| What needs to be done |
Below is a listing to transcribe in full and exactly; keep the pictures out.

| Provided data |

____________

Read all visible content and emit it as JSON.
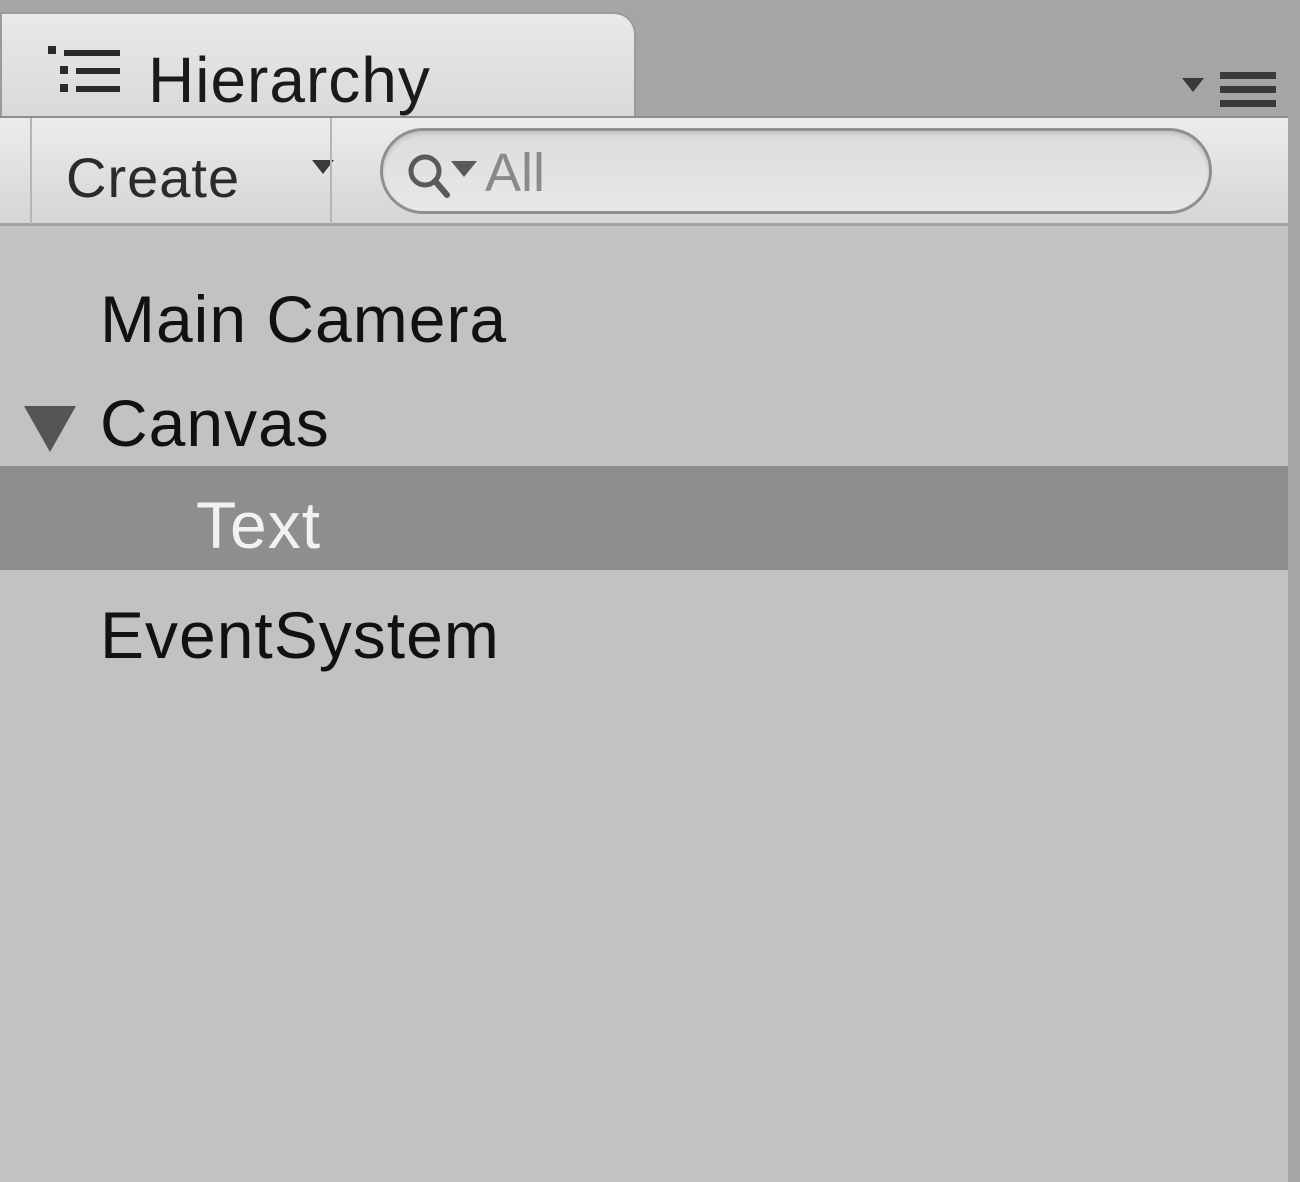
{
  "panel": {
    "tab_title": "Hierarchy",
    "tab_icon": "hierarchy-list-icon",
    "menu_icon": "panel-options-menu-icon"
  },
  "toolbar": {
    "create_label": "Create",
    "create_caret_icon": "dropdown-caret-icon",
    "search": {
      "icon": "search-filter-icon",
      "placeholder": "All",
      "value": ""
    }
  },
  "tree": {
    "items": [
      {
        "label": "Main Camera",
        "depth": 0,
        "expandable": false,
        "selected": false
      },
      {
        "label": "Canvas",
        "depth": 0,
        "expandable": true,
        "expanded": true,
        "selected": false
      },
      {
        "label": "Text",
        "depth": 1,
        "expandable": false,
        "selected": true
      },
      {
        "label": "EventSystem",
        "depth": 0,
        "expandable": false,
        "selected": false
      }
    ]
  },
  "colors": {
    "background": "#a5a5a5",
    "list_background": "#c2c2c2",
    "selection": "#8e8e8e",
    "selected_text": "#f2f2f2",
    "text": "#111111"
  }
}
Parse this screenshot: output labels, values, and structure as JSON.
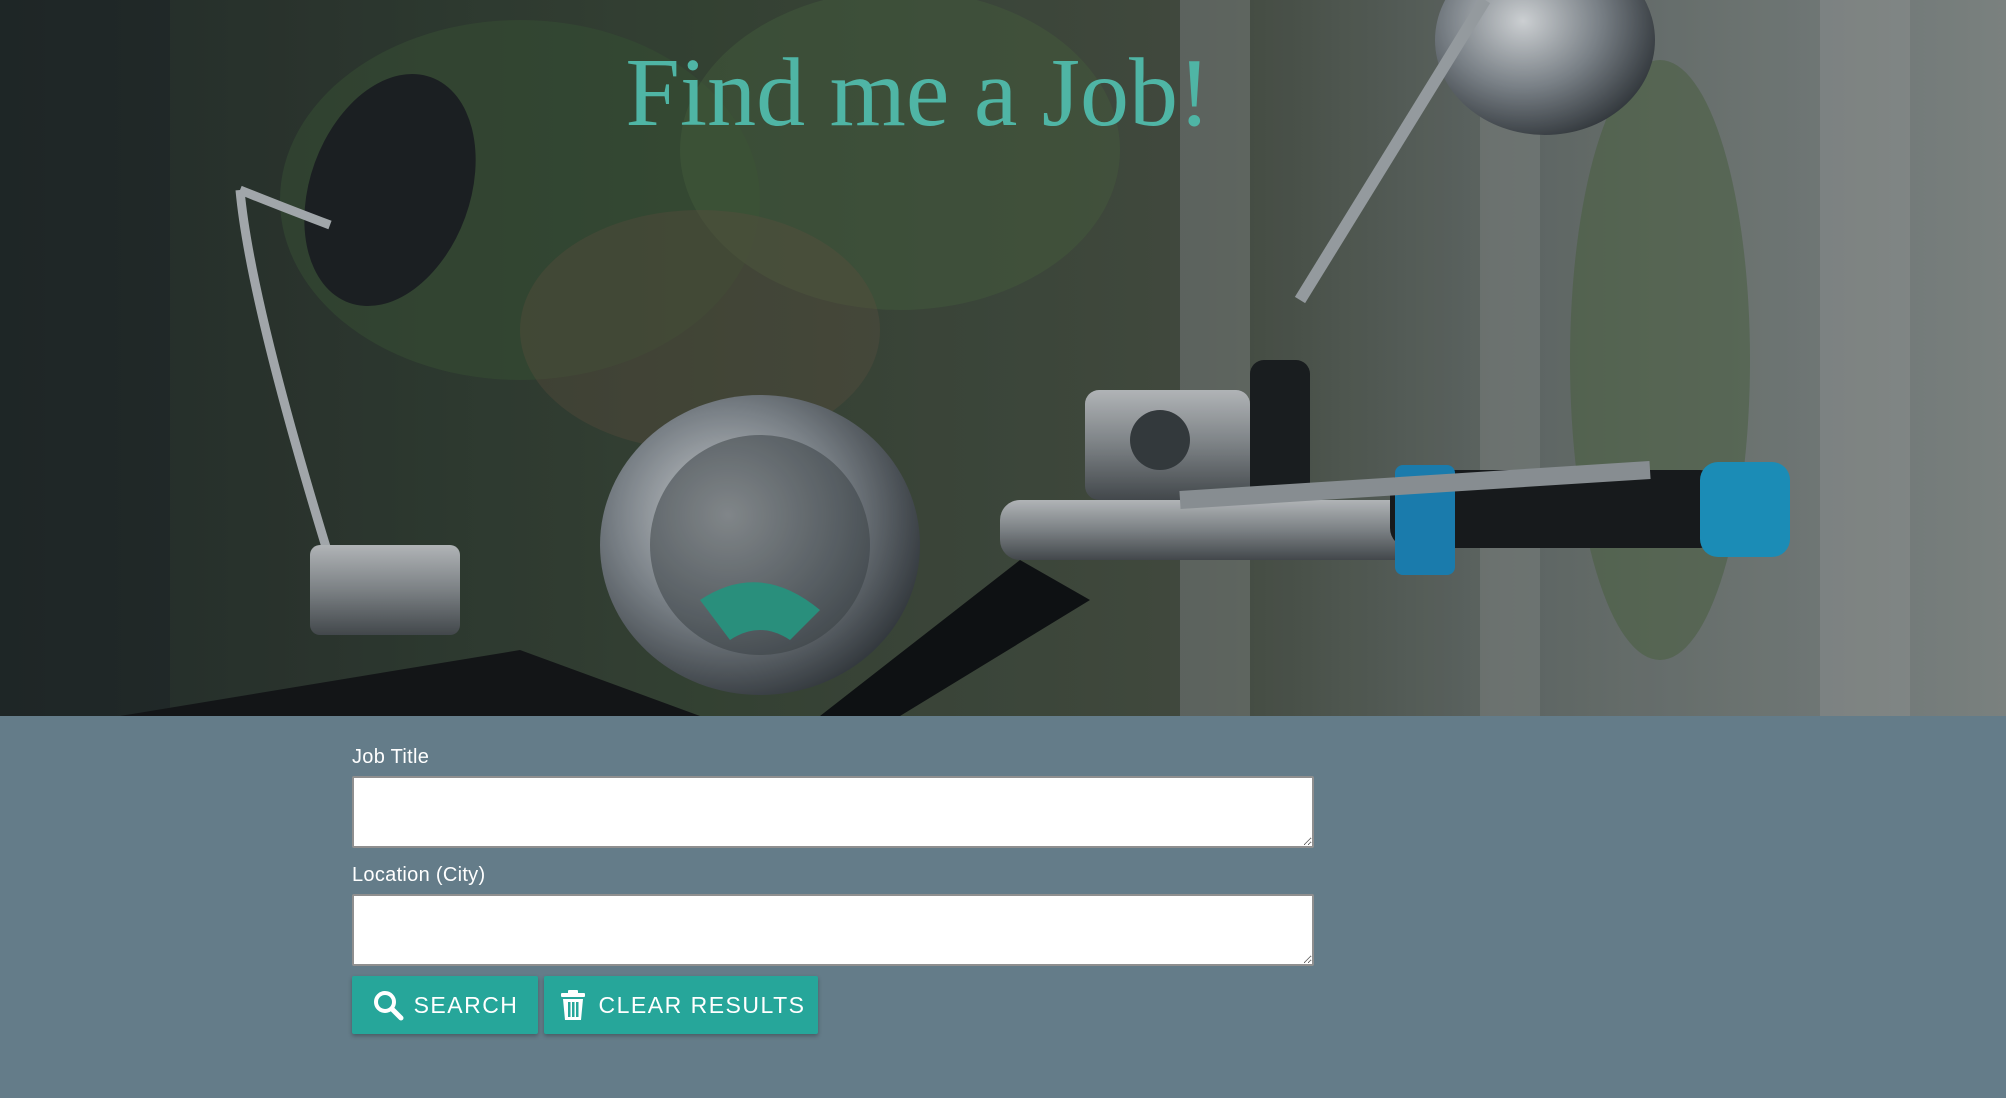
{
  "hero": {
    "title": "Find me a Job!"
  },
  "form": {
    "job_title_label": "Job Title",
    "job_title_value": "",
    "location_label": "Location (City)",
    "location_value": "",
    "search_button": {
      "label": "SEARCH",
      "icon": "search-icon"
    },
    "clear_button": {
      "label": "CLEAR RESULTS",
      "icon": "trash-icon"
    }
  },
  "colors": {
    "title_teal": "#4fb5a5",
    "form_background": "#647c89",
    "button_teal": "#26a69a"
  }
}
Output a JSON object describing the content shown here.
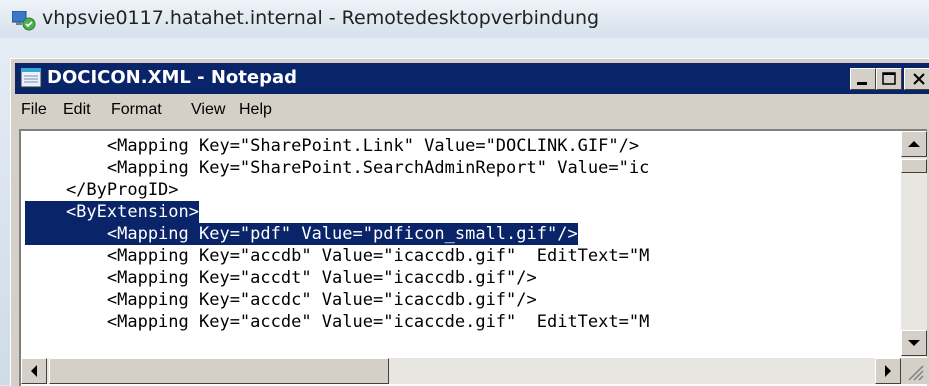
{
  "rdp": {
    "title": "vhpsvie0117.hatahet.internal - Remotedesktopverbindung",
    "icon": "remote-desktop-icon"
  },
  "notepad": {
    "title": "DOCICON.XML - Notepad",
    "icon": "notepad-icon",
    "colors": {
      "titlebar": "#0a246a",
      "selection": "#0a246a",
      "chrome": "#d4d0c8"
    }
  },
  "menu": [
    "File",
    "Edit",
    "Format",
    "View",
    "Help"
  ],
  "editor": {
    "lines": [
      "        <Mapping Key=\"SharePoint.Link\" Value=\"DOCLINK.GIF\"/>",
      "        <Mapping Key=\"SharePoint.SearchAdminReport\" Value=\"ic",
      "    </ByProgID>",
      "    <ByExtension>",
      "        <Mapping Key=\"pdf\" Value=\"pdficon_small.gif\"/>",
      "        <Mapping Key=\"accdb\" Value=\"icaccdb.gif\"  EditText=\"M",
      "        <Mapping Key=\"accdt\" Value=\"icaccdb.gif\"/>",
      "        <Mapping Key=\"accdc\" Value=\"icaccdb.gif\"/>",
      "        <Mapping Key=\"accde\" Value=\"icaccde.gif\"  EditText=\"M"
    ]
  }
}
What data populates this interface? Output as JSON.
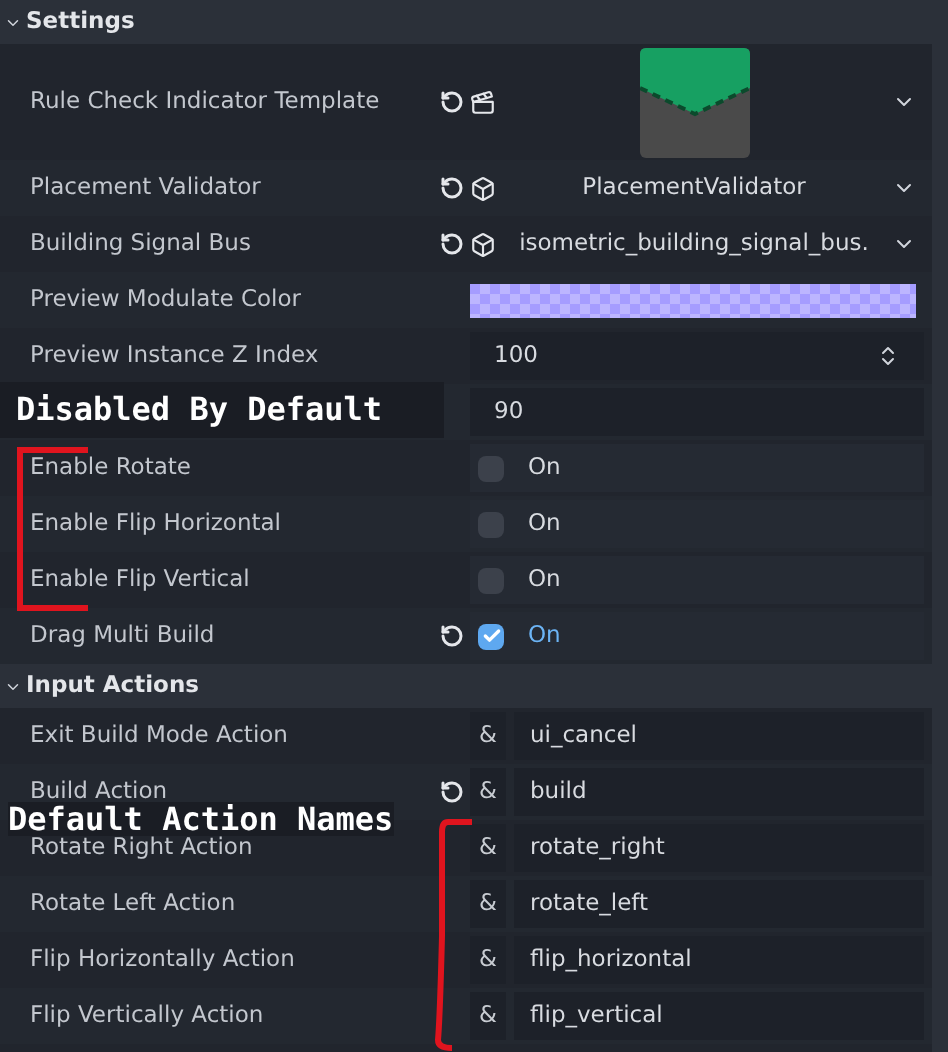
{
  "sections": [
    {
      "title": "Settings",
      "expanded": true,
      "rows": [
        {
          "kind": "resource",
          "label": "Rule Check Indicator Template",
          "revertable": true
        },
        {
          "kind": "object",
          "label": "Placement Validator",
          "revertable": true,
          "value": "PlacementValidator"
        },
        {
          "kind": "object",
          "label": "Building Signal Bus",
          "revertable": true,
          "value": "isometric_building_signal_bus."
        },
        {
          "kind": "color",
          "label": "Preview Modulate Color",
          "revertable": false,
          "color": "#a59cff"
        },
        {
          "kind": "spin",
          "label": "Preview Instance Z Index",
          "revertable": false,
          "value": "100"
        },
        {
          "kind": "number",
          "revertable": false,
          "value": "90"
        },
        {
          "kind": "check",
          "label": "Enable Rotate",
          "revertable": false,
          "checked": false,
          "value": "On"
        },
        {
          "kind": "check",
          "label": "Enable Flip Horizontal",
          "revertable": false,
          "checked": false,
          "value": "On"
        },
        {
          "kind": "check",
          "label": "Enable Flip Vertical",
          "revertable": false,
          "checked": false,
          "value": "On"
        },
        {
          "kind": "check",
          "label": "Drag Multi Build",
          "revertable": true,
          "checked": true,
          "value": "On"
        }
      ]
    },
    {
      "title": "Input Actions",
      "expanded": true,
      "rows": [
        {
          "kind": "action",
          "label": "Exit Build Mode Action",
          "revertable": false,
          "prefix": "&",
          "value": "ui_cancel"
        },
        {
          "kind": "action",
          "label": "Build Action",
          "revertable": true,
          "prefix": "&",
          "value": "build"
        },
        {
          "kind": "action",
          "label": "Rotate Right Action",
          "revertable": false,
          "prefix": "&",
          "value": "rotate_right"
        },
        {
          "kind": "action",
          "label": "Rotate Left Action",
          "revertable": false,
          "prefix": "&",
          "value": "rotate_left"
        },
        {
          "kind": "action",
          "label": "Flip Horizontally Action",
          "revertable": false,
          "prefix": "&",
          "value": "flip_horizontal"
        },
        {
          "kind": "action",
          "label": "Flip Vertically Action",
          "revertable": false,
          "prefix": "&",
          "value": "flip_vertical"
        }
      ]
    }
  ],
  "annotations": [
    {
      "text": "Disabled By Default"
    },
    {
      "text": "Default Action Names"
    }
  ]
}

____________

| Result |
Read all visible content and emit it as JSON.
{
  "panel": {
    "tab_title": "Hierarchy",
    "tab_icon": "hierarchy-list-icon",
    "menu_icon": "panel-options-menu-icon"
  },
  "toolbar": {
    "create_label": "Create",
    "create_caret_icon": "dropdown-caret-icon",
    "search": {
      "icon": "search-filter-icon",
      "placeholder": "All",
      "value": ""
    }
  },
  "tree": {
    "items": [
      {
        "label": "Main Camera",
        "depth": 0,
        "expandable": false,
        "selected": false
      },
      {
        "label": "Canvas",
        "depth": 0,
        "expandable": true,
        "expanded": true,
        "selected": false
      },
      {
        "label": "Text",
        "depth": 1,
        "expandable": false,
        "selected": true
      },
      {
        "label": "EventSystem",
        "depth": 0,
        "expandable": false,
        "selected": false
      }
    ]
  },
  "colors": {
    "background": "#a5a5a5",
    "list_background": "#c2c2c2",
    "selection": "#8e8e8e",
    "selected_text": "#f2f2f2",
    "text": "#111111"
  }
}
Parse this screenshot: output labels, values, and structure as JSON.
{
  "hero": {
    "title": "Find me a Job!"
  },
  "form": {
    "job_title_label": "Job Title",
    "job_title_value": "",
    "location_label": "Location (City)",
    "location_value": "",
    "search_button": {
      "label": "SEARCH",
      "icon": "search-icon"
    },
    "clear_button": {
      "label": "CLEAR RESULTS",
      "icon": "trash-icon"
    }
  },
  "colors": {
    "title_teal": "#4fb5a5",
    "form_background": "#647c89",
    "button_teal": "#26a69a"
  }
}
Output a JSON object describing the content shown here.
{
  "rdp": {
    "title": "vhpsvie0117.hatahet.internal - Remotedesktopverbindung",
    "icon": "remote-desktop-icon"
  },
  "notepad": {
    "title": "DOCICON.XML - Notepad",
    "icon": "notepad-icon",
    "colors": {
      "titlebar": "#0a246a",
      "selection": "#0a246a",
      "chrome": "#d4d0c8"
    }
  },
  "menu": [
    "File",
    "Edit",
    "Format",
    "View",
    "Help"
  ],
  "editor": {
    "lines": [
      "        <Mapping Key=\"SharePoint.Link\" Value=\"DOCLINK.GIF\"/>",
      "        <Mapping Key=\"SharePoint.SearchAdminReport\" Value=\"ic",
      "    </ByProgID>",
      "    <ByExtension>",
      "        <Mapping Key=\"pdf\" Value=\"pdficon_small.gif\"/>",
      "        <Mapping Key=\"accdb\" Value=\"icaccdb.gif\"  EditText=\"M",
      "        <Mapping Key=\"accdt\" Value=\"icaccdb.gif\"/>",
      "        <Mapping Key=\"accdc\" Value=\"icaccdb.gif\"/>",
      "        <Mapping Key=\"accde\" Value=\"icaccde.gif\"  EditText=\"M"
    ]
  }
}
What data populates this interface? Output as JSON.
{
  "sections": [
    {
      "title": "Settings",
      "expanded": true,
      "rows": [
        {
          "kind": "resource",
          "label": "Rule Check Indicator Template",
          "revertable": true
        },
        {
          "kind": "object",
          "label": "Placement Validator",
          "revertable": true,
          "value": "PlacementValidator"
        },
        {
          "kind": "object",
          "label": "Building Signal Bus",
          "revertable": true,
          "value": "isometric_building_signal_bus."
        },
        {
          "kind": "color",
          "label": "Preview Modulate Color",
          "revertable": false,
          "color": "#a59cff"
        },
        {
          "kind": "spin",
          "label": "Preview Instance Z Index",
          "revertable": false,
          "value": "100"
        },
        {
          "kind": "number",
          "revertable": false,
          "value": "90"
        },
        {
          "kind": "check",
          "label": "Enable Rotate",
          "revertable": false,
          "checked": false,
          "value": "On"
        },
        {
          "kind": "check",
          "label": "Enable Flip Horizontal",
          "revertable": false,
          "checked": false,
          "value": "On"
        },
        {
          "kind": "check",
          "label": "Enable Flip Vertical",
          "revertable": false,
          "checked": false,
          "value": "On"
        },
        {
          "kind": "check",
          "label": "Drag Multi Build",
          "revertable": true,
          "checked": true,
          "value": "On"
        }
      ]
    },
    {
      "title": "Input Actions",
      "expanded": true,
      "rows": [
        {
          "kind": "action",
          "label": "Exit Build Mode Action",
          "revertable": false,
          "prefix": "&",
          "value": "ui_cancel"
        },
        {
          "kind": "action",
          "label": "Build Action",
          "revertable": true,
          "prefix": "&",
          "value": "build"
        },
        {
          "kind": "action",
          "label": "Rotate Right Action",
          "revertable": false,
          "prefix": "&",
          "value": "rotate_right"
        },
        {
          "kind": "action",
          "label": "Rotate Left Action",
          "revertable": false,
          "prefix": "&",
          "value": "rotate_left"
        },
        {
          "kind": "action",
          "label": "Flip Horizontally Action",
          "revertable": false,
          "prefix": "&",
          "value": "flip_horizontal"
        },
        {
          "kind": "action",
          "label": "Flip Vertically Action",
          "revertable": false,
          "prefix": "&",
          "value": "flip_vertical"
        }
      ]
    }
  ],
  "annotations": [
    {
      "text": "Disabled By Default"
    },
    {
      "text": "Default Action Names"
    }
  ]
}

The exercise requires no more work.